Directions for this task —
Reproduce the data below line for line without any changes, leaving out the pictures.

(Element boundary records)
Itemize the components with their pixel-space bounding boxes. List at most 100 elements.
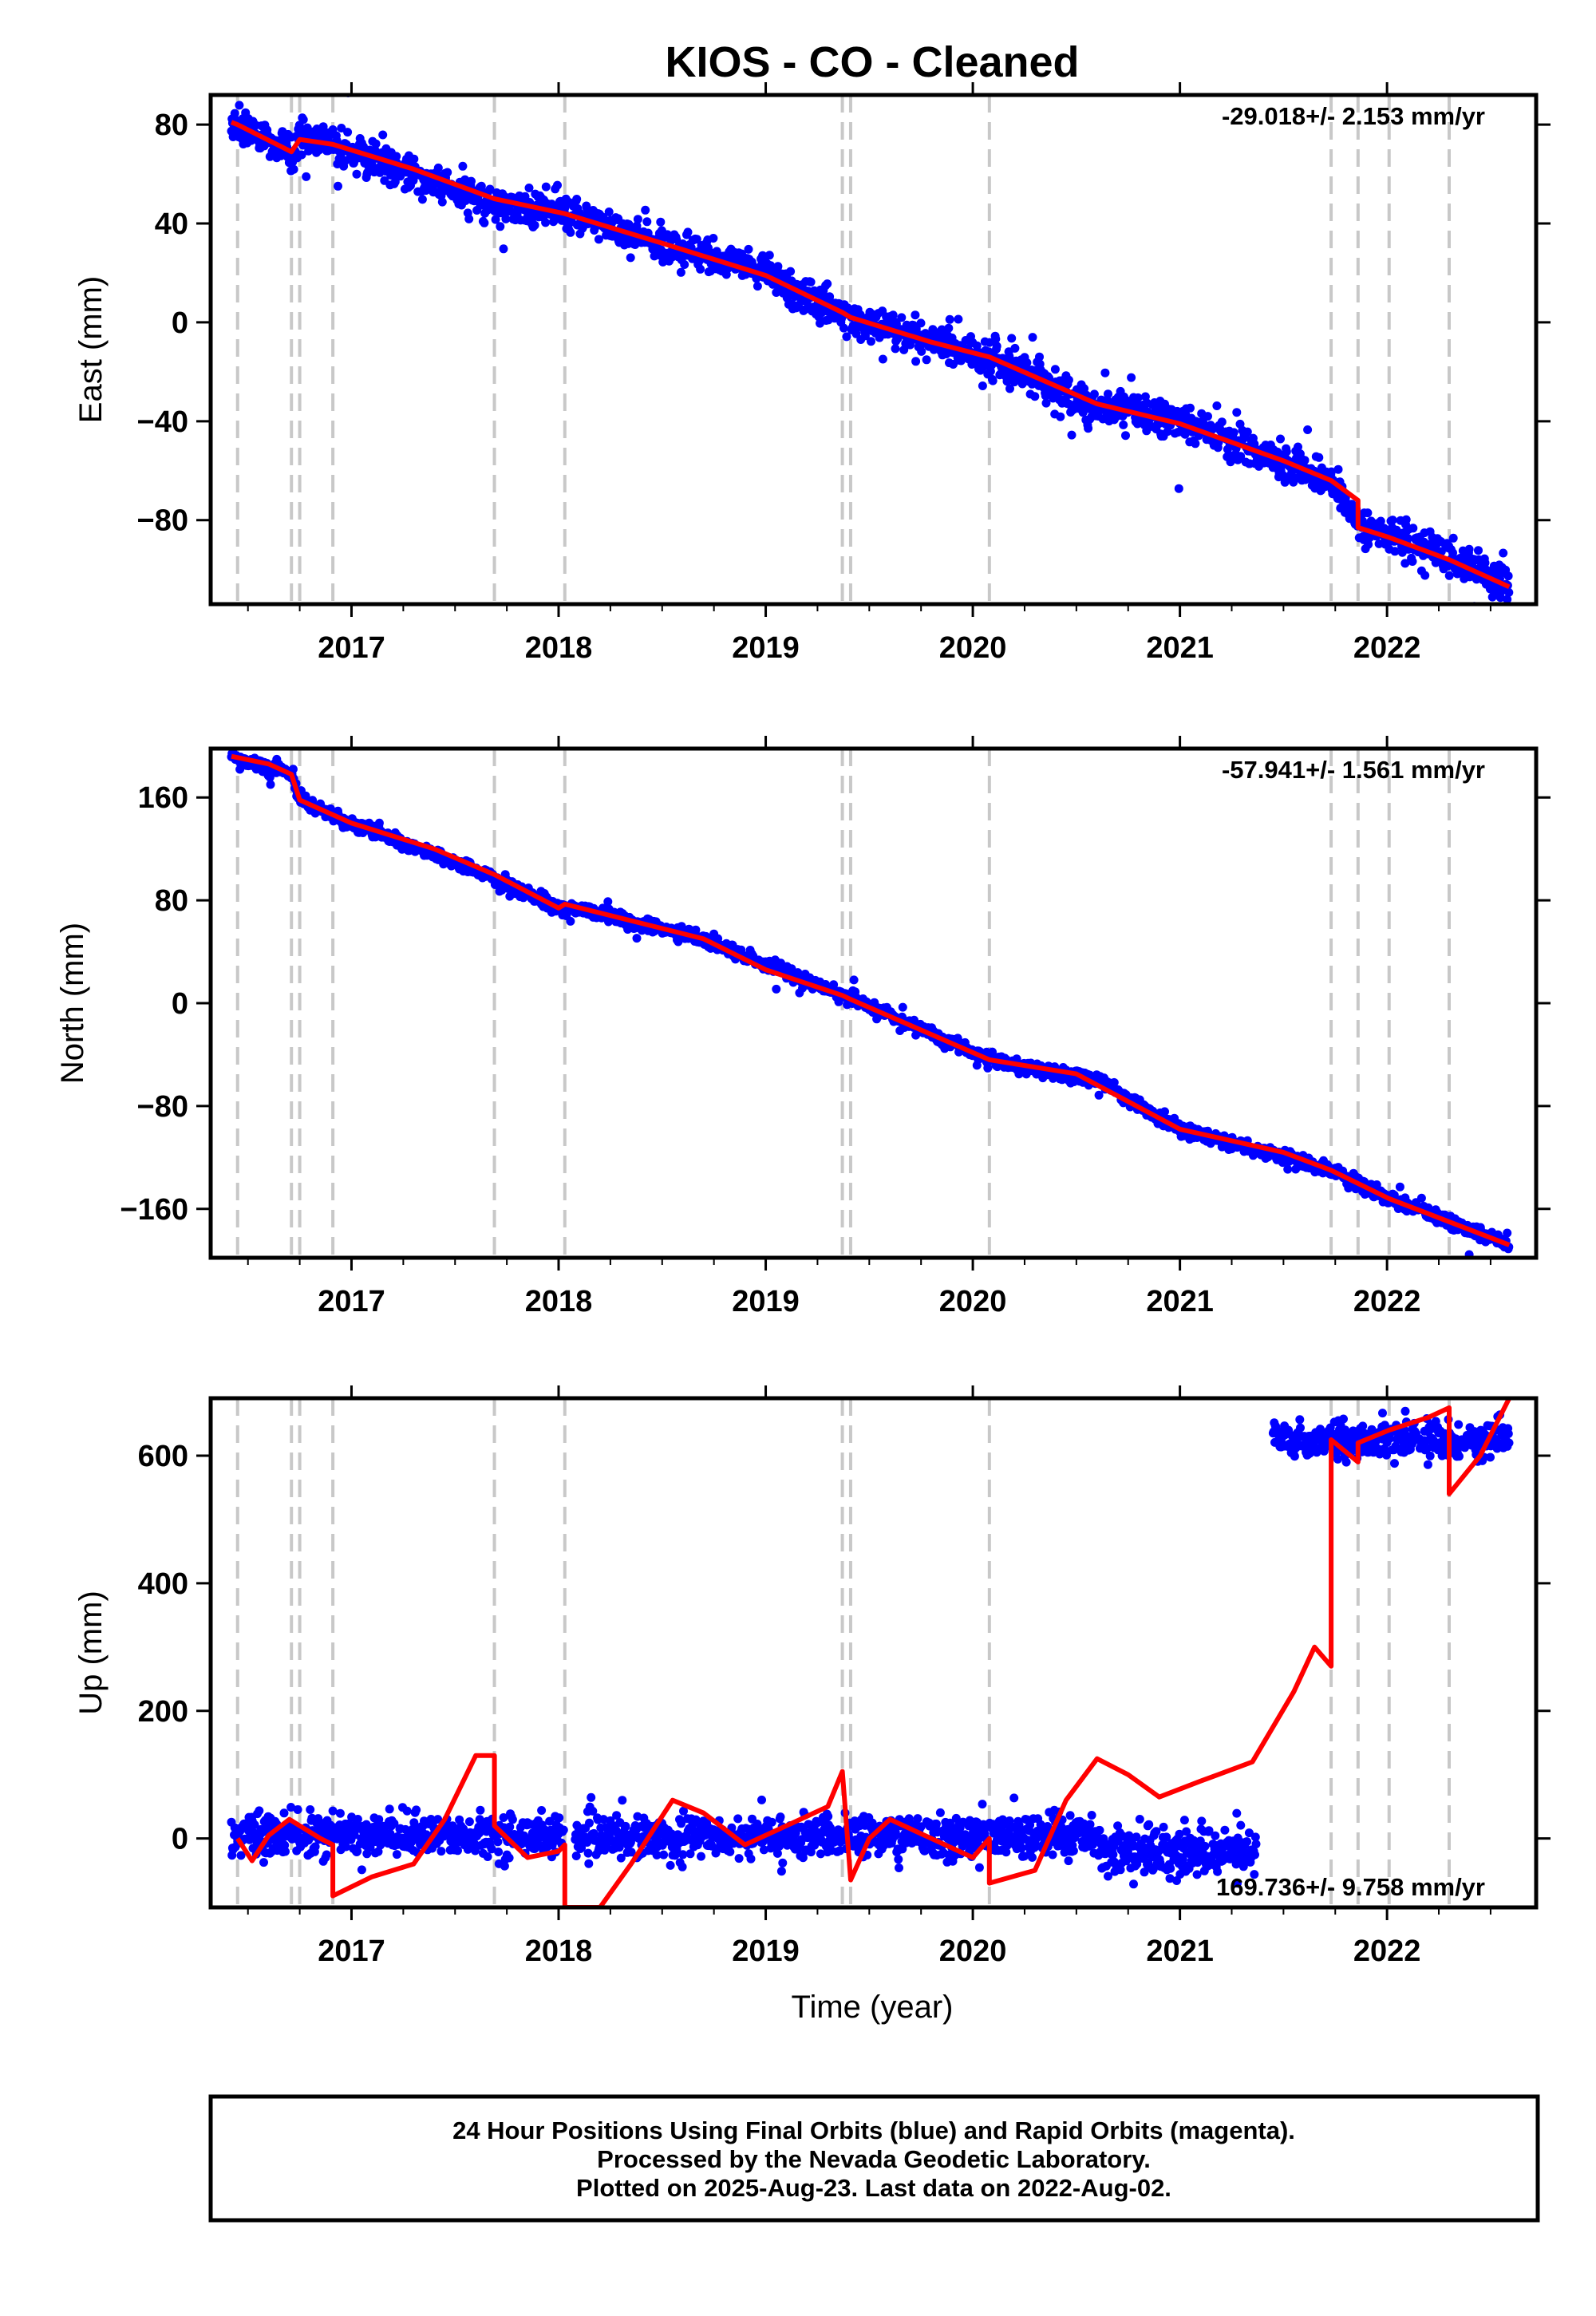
observation-point bbox=[772, 984, 781, 994]
observation-point bbox=[867, 337, 875, 346]
observation-point bbox=[337, 124, 346, 132]
observation-point bbox=[433, 1815, 443, 1824]
observation-point bbox=[476, 181, 486, 191]
observation-point bbox=[1333, 464, 1343, 474]
observation-point bbox=[491, 215, 500, 224]
observation-point bbox=[577, 1844, 587, 1852]
observation-point bbox=[343, 128, 353, 137]
observation-point bbox=[483, 1852, 492, 1861]
observation-point bbox=[1499, 548, 1508, 558]
x-tick-label: 2020 bbox=[939, 631, 1007, 665]
observation-point bbox=[1444, 571, 1454, 580]
x-tick-label: 2021 bbox=[1146, 1285, 1214, 1318]
observation-point bbox=[1300, 456, 1310, 465]
observation-point bbox=[500, 1861, 509, 1871]
event-lines bbox=[235, 95, 1451, 604]
observation-point bbox=[685, 1849, 695, 1859]
observation-point bbox=[453, 1846, 462, 1856]
observation-point bbox=[1408, 557, 1417, 566]
observation-point bbox=[1390, 547, 1400, 556]
observation-point bbox=[1364, 539, 1373, 549]
model-line bbox=[231, 753, 1511, 1247]
observation-point bbox=[1035, 352, 1044, 362]
observation-point bbox=[916, 318, 926, 328]
observation-point bbox=[1420, 571, 1430, 580]
observation-point bbox=[392, 152, 401, 161]
observation-point bbox=[911, 357, 921, 366]
observation-point bbox=[1363, 508, 1373, 518]
observation-point bbox=[378, 130, 388, 140]
observation-point bbox=[725, 1847, 735, 1856]
observation-point bbox=[480, 218, 489, 227]
y-tick-label: 80 bbox=[155, 884, 188, 918]
observation-point bbox=[494, 1848, 504, 1856]
x-tick-label: 2021 bbox=[1146, 631, 1214, 665]
observation-point bbox=[1022, 358, 1032, 367]
observation-point bbox=[1448, 533, 1458, 543]
observation-point bbox=[328, 1806, 338, 1816]
observation-point bbox=[1388, 516, 1397, 525]
observation-point bbox=[1503, 595, 1512, 604]
observation-point bbox=[790, 292, 800, 301]
observation-point bbox=[626, 253, 635, 263]
observation-point bbox=[1217, 417, 1227, 427]
observation-point bbox=[1503, 1228, 1512, 1238]
observation-point bbox=[709, 234, 718, 243]
observation-point bbox=[250, 1820, 259, 1829]
observation-points bbox=[227, 1406, 1514, 1889]
observation-point bbox=[389, 1819, 399, 1828]
observation-point bbox=[666, 1860, 675, 1870]
observation-point bbox=[501, 214, 511, 223]
observation-point bbox=[458, 161, 468, 171]
observation-point bbox=[1403, 534, 1412, 543]
observation-point bbox=[878, 354, 887, 364]
observation-point bbox=[310, 1842, 320, 1852]
observation-point bbox=[891, 344, 900, 354]
observation-point bbox=[744, 244, 753, 254]
observation-point bbox=[806, 277, 816, 287]
observation-point bbox=[603, 897, 613, 907]
y-tick-label: −80 bbox=[137, 1090, 188, 1124]
observation-point bbox=[433, 163, 443, 172]
observation-point bbox=[839, 323, 848, 333]
observation-point bbox=[679, 1806, 688, 1816]
observation-point bbox=[594, 235, 603, 244]
observation-points bbox=[227, 95, 1514, 604]
y-tick-label: 40 bbox=[155, 207, 188, 241]
observation-point bbox=[496, 222, 505, 231]
observation-point bbox=[412, 1805, 421, 1815]
observation-point bbox=[1376, 516, 1385, 526]
observation-point bbox=[612, 1811, 622, 1820]
observation-point bbox=[266, 780, 275, 789]
north-panel: 2017 2018 2019 2020 2021 2022160800−80−160Nor… bbox=[55, 736, 1551, 1318]
observation-point bbox=[508, 1815, 517, 1824]
observation-point bbox=[583, 1848, 593, 1858]
observation-point bbox=[1242, 427, 1252, 437]
observation-point bbox=[1314, 453, 1324, 462]
observation-point bbox=[334, 181, 342, 191]
observation-point bbox=[988, 376, 998, 385]
x-tick-label: 2019 bbox=[732, 1285, 800, 1318]
observation-point bbox=[1186, 403, 1195, 413]
observation-point bbox=[437, 197, 447, 207]
observation-point bbox=[621, 1821, 630, 1831]
observation-point bbox=[1326, 467, 1336, 476]
observation-point bbox=[672, 235, 681, 244]
y-axis-label: North (mm) bbox=[55, 923, 90, 1084]
observation-point bbox=[1480, 558, 1490, 567]
observation-point bbox=[373, 1847, 383, 1856]
observation-point bbox=[352, 169, 361, 179]
observation-point bbox=[1100, 368, 1110, 377]
observation-point bbox=[1121, 431, 1130, 441]
observation-point bbox=[676, 267, 685, 277]
x-tick-label: 2017 bbox=[318, 631, 385, 665]
observation-point bbox=[978, 381, 987, 390]
observation-point bbox=[1094, 1090, 1104, 1100]
observation-point bbox=[1448, 548, 1457, 558]
observation-point bbox=[421, 186, 431, 196]
observation-point bbox=[697, 1852, 705, 1861]
observation-point bbox=[1395, 1182, 1404, 1192]
observation-point bbox=[305, 144, 314, 154]
observation-point bbox=[289, 164, 298, 174]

Solution to this problem —
Itemize the components with their pixel-space bounding boxes. List at most 100 elements.
observation-point bbox=[772, 984, 781, 994]
observation-point bbox=[867, 337, 875, 346]
observation-point bbox=[337, 124, 346, 132]
observation-point bbox=[433, 1815, 443, 1824]
observation-point bbox=[476, 181, 486, 191]
observation-point bbox=[1333, 464, 1343, 474]
observation-point bbox=[491, 215, 500, 224]
observation-point bbox=[577, 1844, 587, 1852]
observation-point bbox=[343, 128, 353, 137]
observation-point bbox=[483, 1852, 492, 1861]
observation-point bbox=[1499, 548, 1508, 558]
x-tick-label: 2020 bbox=[939, 631, 1007, 665]
observation-point bbox=[1444, 571, 1454, 580]
x-tick-label: 2021 bbox=[1146, 1285, 1214, 1318]
observation-point bbox=[1300, 456, 1310, 465]
observation-point bbox=[500, 1861, 509, 1871]
event-lines bbox=[235, 95, 1451, 604]
observation-point bbox=[685, 1849, 695, 1859]
observation-point bbox=[453, 1846, 462, 1856]
observation-point bbox=[1408, 557, 1417, 566]
observation-point bbox=[1390, 547, 1400, 556]
observation-point bbox=[1364, 539, 1373, 549]
model-line bbox=[231, 753, 1511, 1247]
observation-point bbox=[1035, 352, 1044, 362]
observation-point bbox=[916, 318, 926, 328]
observation-point bbox=[1420, 571, 1430, 580]
observation-point bbox=[392, 152, 401, 161]
observation-point bbox=[911, 357, 921, 366]
observation-point bbox=[1363, 508, 1373, 518]
observation-point bbox=[378, 130, 388, 140]
observation-point bbox=[725, 1847, 735, 1856]
observation-point bbox=[480, 218, 489, 227]
y-tick-label: 80 bbox=[155, 884, 188, 918]
observation-point bbox=[494, 1848, 504, 1856]
x-tick-label: 2021 bbox=[1146, 631, 1214, 665]
observation-point bbox=[1022, 358, 1032, 367]
observation-point bbox=[1448, 533, 1458, 543]
observation-point bbox=[328, 1806, 338, 1816]
observation-point bbox=[1388, 516, 1397, 525]
observation-point bbox=[1503, 595, 1512, 604]
observation-point bbox=[790, 292, 800, 301]
observation-point bbox=[626, 253, 635, 263]
observation-point bbox=[1217, 417, 1227, 427]
observation-point bbox=[1503, 1228, 1512, 1238]
observation-point bbox=[709, 234, 718, 243]
observation-point bbox=[250, 1820, 259, 1829]
observation-points bbox=[227, 1406, 1514, 1889]
observation-point bbox=[389, 1819, 399, 1828]
observation-point bbox=[666, 1860, 675, 1870]
observation-point bbox=[501, 214, 511, 223]
observation-point bbox=[458, 161, 468, 171]
observation-point bbox=[1403, 534, 1412, 543]
observation-point bbox=[878, 354, 887, 364]
observation-point bbox=[310, 1842, 320, 1852]
observation-point bbox=[891, 344, 900, 354]
observation-point bbox=[744, 244, 753, 254]
observation-point bbox=[806, 277, 816, 287]
observation-point bbox=[603, 897, 613, 907]
y-tick-label: −80 bbox=[137, 1090, 188, 1124]
observation-point bbox=[433, 163, 443, 172]
observation-point bbox=[839, 323, 848, 333]
observation-point bbox=[679, 1806, 688, 1816]
observation-point bbox=[594, 235, 603, 244]
observation-points bbox=[227, 95, 1514, 604]
y-tick-label: 40 bbox=[155, 207, 188, 241]
observation-point bbox=[496, 222, 505, 231]
observation-point bbox=[412, 1805, 421, 1815]
observation-point bbox=[1376, 516, 1385, 526]
observation-point bbox=[612, 1811, 622, 1820]
observation-point bbox=[266, 780, 275, 789]
north-panel: 2017 2018 2019 2020 2021 2022160800−80−160Nor… bbox=[55, 736, 1551, 1318]
observation-point bbox=[508, 1815, 517, 1824]
observation-point bbox=[583, 1848, 593, 1858]
observation-point bbox=[1242, 427, 1252, 437]
observation-point bbox=[1314, 453, 1324, 462]
observation-point bbox=[334, 181, 342, 191]
observation-point bbox=[988, 376, 998, 385]
x-tick-label: 2019 bbox=[732, 1285, 800, 1318]
observation-point bbox=[1186, 403, 1195, 413]
observation-point bbox=[437, 197, 447, 207]
observation-point bbox=[621, 1821, 630, 1831]
observation-point bbox=[1326, 467, 1336, 476]
observation-point bbox=[672, 235, 681, 244]
y-axis-label: North (mm) bbox=[55, 923, 90, 1084]
observation-point bbox=[1480, 558, 1490, 567]
observation-point bbox=[373, 1847, 383, 1856]
observation-point bbox=[352, 169, 361, 179]
observation-point bbox=[1100, 368, 1110, 377]
observation-point bbox=[1121, 431, 1130, 441]
observation-point bbox=[676, 267, 685, 277]
x-tick-label: 2017 bbox=[318, 631, 385, 665]
observation-point bbox=[978, 381, 987, 390]
observation-point bbox=[1094, 1090, 1104, 1100]
observation-point bbox=[1448, 548, 1457, 558]
observation-point bbox=[421, 186, 431, 196]
observation-point bbox=[697, 1852, 705, 1861]
observation-point bbox=[1395, 1182, 1404, 1192]
observation-point bbox=[305, 144, 314, 154]
observation-point bbox=[289, 164, 298, 174]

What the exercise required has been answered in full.